— start of Excerpted data —
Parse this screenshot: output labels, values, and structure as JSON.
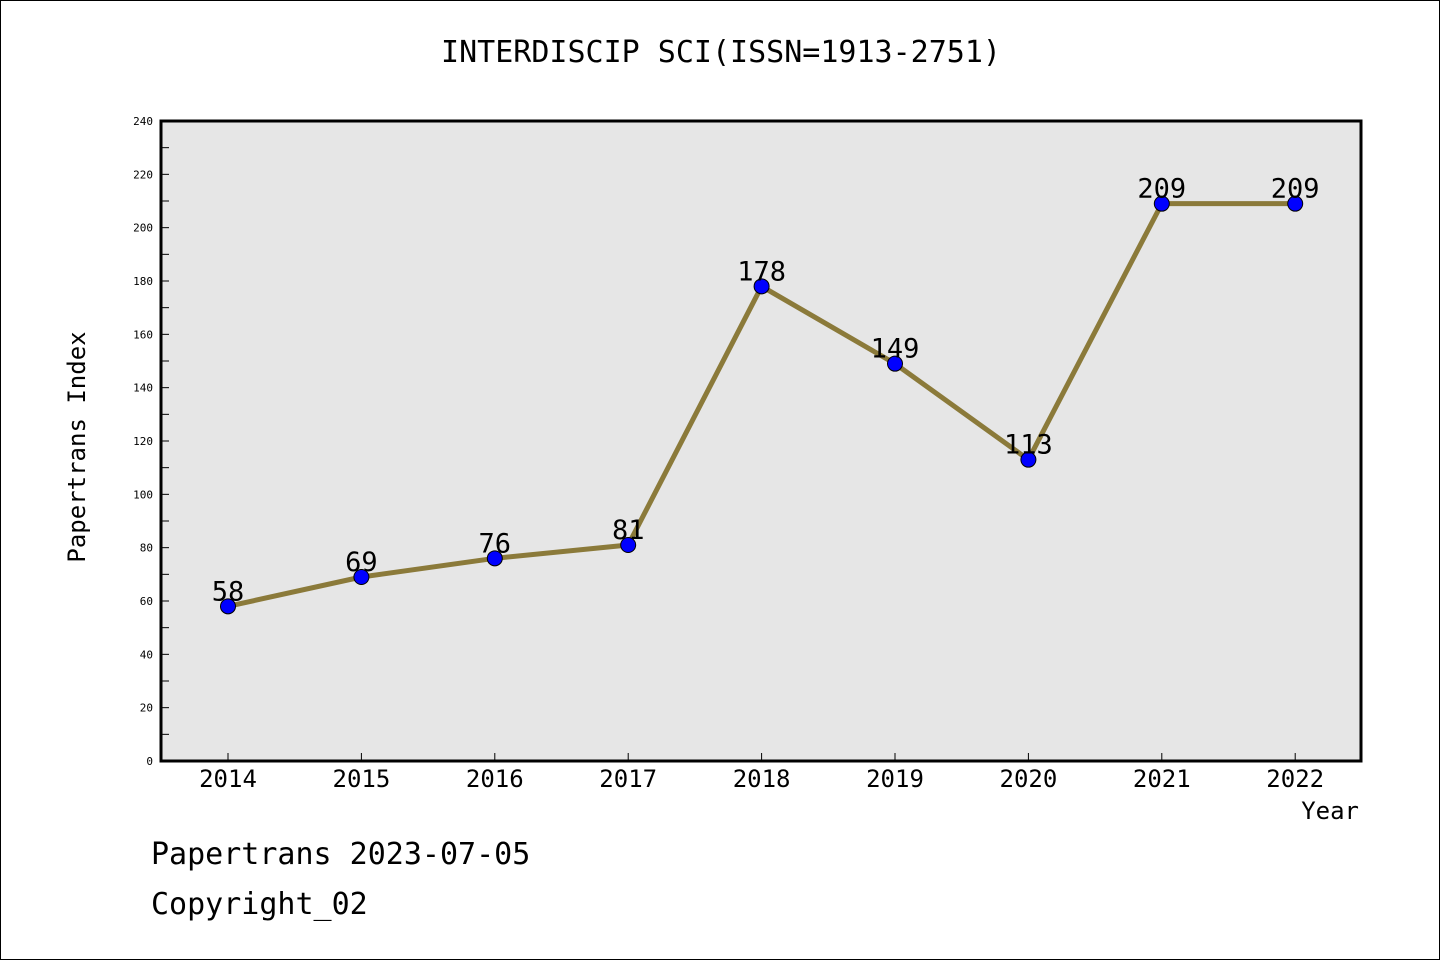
{
  "title": "INTERDISCIP SCI(ISSN=1913-2751)",
  "footer": {
    "line1": "Papertrans 2023-07-05",
    "line2": "Copyright_02"
  },
  "colors": {
    "plot_background": "#e6e6e6",
    "line": "#8b7a3a",
    "marker": "#0000ff"
  },
  "chart_data": {
    "type": "line",
    "title": "INTERDISCIP SCI(ISSN=1913-2751)",
    "xlabel": "Year",
    "ylabel": "Papertrans Index",
    "x": [
      "2014",
      "2015",
      "2016",
      "2017",
      "2018",
      "2019",
      "2020",
      "2021",
      "2022"
    ],
    "series": [
      {
        "values": [
          58,
          69,
          76,
          81,
          178,
          149,
          113,
          209,
          209
        ]
      }
    ],
    "data_labels": [
      "58",
      "69",
      "76",
      "81",
      "178",
      "149",
      "113",
      "209",
      "209"
    ],
    "ylim": [
      0,
      240
    ],
    "yticks": [
      0,
      20,
      40,
      60,
      80,
      100,
      120,
      140,
      160,
      180,
      200,
      220,
      240
    ],
    "grid": false,
    "legend": "none"
  }
}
— end of Excerpted data —
=== To be done ===
Using the material above, gather every line that includes "title".

=== Final result ===
  "title": "INTERDISCIP SCI(ISSN=1913-2751)",
    "title": "INTERDISCIP SCI(ISSN=1913-2751)",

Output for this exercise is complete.